▶ _EXERCISE DETAILS_:
Quote the whole listing exactly. Leave the pictures out of your copy.

▶ _TASK MATERIAL_:
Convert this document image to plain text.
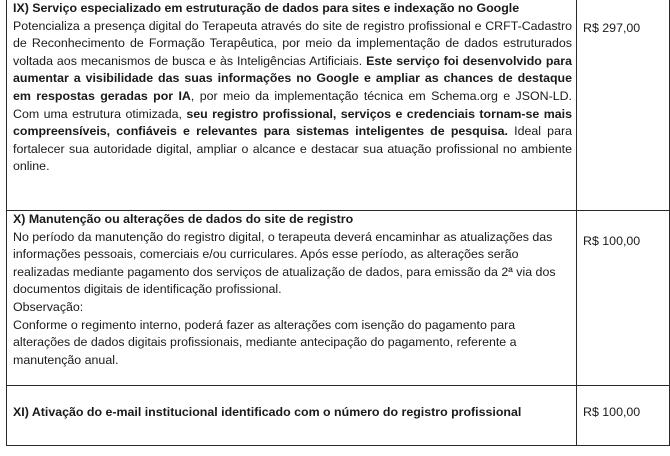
IX) Serviço especializado em estruturação de dados para sites e indexação no Google
Potencializa a presença digital do Terapeuta através do site de registro profissional e CRFT-Cadastro de Reconhecimento de Formação Terapêutica, por meio da implementação de dados estruturados voltada aos mecanismos de busca e às Inteligências Artificiais. Este serviço foi desenvolvido para aumentar a visibilidade das suas informações no Google e ampliar as chances de destaque em respostas geradas por IA, por meio da implementação técnica em Schema.org e JSON-LD. Com uma estrutura otimizada, seu registro profissional, serviços e credenciais tornam-se mais compreensíveis, confiáveis e relevantes para sistemas inteligentes de pesquisa. Ideal para fortalecer sua autoridade digital, ampliar o alcance e destacar sua atuação profissional no ambiente online.	R$ 297,00

X) Manutenção ou alterações de dados do site de registro
No período da manutenção do registro digital, o terapeuta deverá encaminhar as atualizações das informações pessoais, comerciais e/ou curriculares. Após esse período, as alterações serão realizadas mediante pagamento dos serviços de atualização de dados, para emissão da 2ª via dos documentos digitais de identificação profissional.
Observação:
Conforme o regimento interno, poderá fazer as alterações com isenção do pagamento para alterações de dados digitais profissionais, mediante antecipação do pagamento, referente a manutenção anual.	R$ 100,00

XI) Ativação do e-mail institucional identificado com o número do registro profissional	R$ 100,00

▶ _FINISHED TASK_:
Convert this document image to plain text.
IX) Serviço especializado em estruturação de dados para sites e indexação no Google
Potencializa a presença digital do Terapeuta através do site de registro profissional e CRFT-Cadastro de Reconhecimento de Formação Terapêutica, por meio da implementação de dados estruturados voltada aos mecanismos de busca e às Inteligências Artificiais. Este serviço foi desenvolvido para aumentar a visibilidade das suas informações no Google e ampliar as chances de destaque em respostas geradas por IA, por meio da implementação técnica em Schema.org e JSON-LD. Com uma estrutura otimizada, seu registro profissional, serviços e credenciais tornam-se mais compreensíveis, confiáveis e relevantes para sistemas inteligentes de pesquisa. Ideal para fortalecer sua autoridade digital, ampliar o alcance e destacar sua atuação profissional no ambiente online.	R$ 297,00

X) Manutenção ou alterações de dados do site de registro
No período da manutenção do registro digital, o terapeuta deverá encaminhar as atualizações das informações pessoais, comerciais e/ou curriculares. Após esse período, as alterações serão realizadas mediante pagamento dos serviços de atualização de dados, para emissão da 2ª via dos documentos digitais de identificação profissional.
Observação:
Conforme o regimento interno, poderá fazer as alterações com isenção do pagamento para alterações de dados digitais profissionais, mediante antecipação do pagamento, referente a manutenção anual.	R$ 100,00

XI) Ativação do e-mail institucional identificado com o número do registro profissional	R$ 100,00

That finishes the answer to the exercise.